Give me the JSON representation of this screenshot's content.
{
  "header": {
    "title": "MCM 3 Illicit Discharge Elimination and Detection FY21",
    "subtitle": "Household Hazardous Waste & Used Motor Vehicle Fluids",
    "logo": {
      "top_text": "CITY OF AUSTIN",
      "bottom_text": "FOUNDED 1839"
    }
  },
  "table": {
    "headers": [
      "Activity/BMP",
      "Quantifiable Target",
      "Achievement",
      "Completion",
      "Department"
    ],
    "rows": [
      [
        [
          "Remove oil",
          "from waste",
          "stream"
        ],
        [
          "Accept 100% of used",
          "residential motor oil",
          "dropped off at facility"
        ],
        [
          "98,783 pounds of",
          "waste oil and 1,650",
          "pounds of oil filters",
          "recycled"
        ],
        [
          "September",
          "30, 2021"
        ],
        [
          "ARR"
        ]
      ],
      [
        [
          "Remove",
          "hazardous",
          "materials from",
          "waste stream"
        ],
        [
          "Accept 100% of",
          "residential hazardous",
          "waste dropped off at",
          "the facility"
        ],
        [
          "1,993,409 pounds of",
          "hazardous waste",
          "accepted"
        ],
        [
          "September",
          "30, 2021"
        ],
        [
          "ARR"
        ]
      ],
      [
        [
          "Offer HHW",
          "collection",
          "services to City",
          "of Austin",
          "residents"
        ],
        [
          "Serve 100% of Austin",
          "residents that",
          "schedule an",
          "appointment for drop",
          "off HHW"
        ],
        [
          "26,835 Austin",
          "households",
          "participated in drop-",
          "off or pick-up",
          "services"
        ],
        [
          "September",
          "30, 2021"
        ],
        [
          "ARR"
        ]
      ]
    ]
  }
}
┄┄┄┄┄┄┄┄┄┄┄┄┄┄┄┄┄┄┄┄
What you are asked to do: Quote the listing in full, please, keeping every line exact.

Solution below:
Give me the JSON representation of this screenshot's content.
{
  "header": {
    "title": "MCM 3 Illicit Discharge Elimination and Detection FY21",
    "subtitle": "Household Hazardous Waste & Used Motor Vehicle Fluids",
    "logo": {
      "top_text": "CITY OF AUSTIN",
      "bottom_text": "FOUNDED 1839"
    }
  },
  "table": {
    "headers": [
      "Activity/BMP",
      "Quantifiable Target",
      "Achievement",
      "Completion",
      "Department"
    ],
    "rows": [
      [
        [
          "Remove oil",
          "from waste",
          "stream"
        ],
        [
          "Accept 100% of used",
          "residential motor oil",
          "dropped off at facility"
        ],
        [
          "98,783 pounds of",
          "waste oil and 1,650",
          "pounds of oil filters",
          "recycled"
        ],
        [
          "September",
          "30, 2021"
        ],
        [
          "ARR"
        ]
      ],
      [
        [
          "Remove",
          "hazardous",
          "materials from",
          "waste stream"
        ],
        [
          "Accept 100% of",
          "residential hazardous",
          "waste dropped off at",
          "the facility"
        ],
        [
          "1,993,409 pounds of",
          "hazardous waste",
          "accepted"
        ],
        [
          "September",
          "30, 2021"
        ],
        [
          "ARR"
        ]
      ],
      [
        [
          "Offer HHW",
          "collection",
          "services to City",
          "of Austin",
          "residents"
        ],
        [
          "Serve 100% of Austin",
          "residents that",
          "schedule an",
          "appointment for drop",
          "off HHW"
        ],
        [
          "26,835 Austin",
          "households",
          "participated in drop-",
          "off or pick-up",
          "services"
        ],
        [
          "September",
          "30, 2021"
        ],
        [
          "ARR"
        ]
      ]
    ]
  }
}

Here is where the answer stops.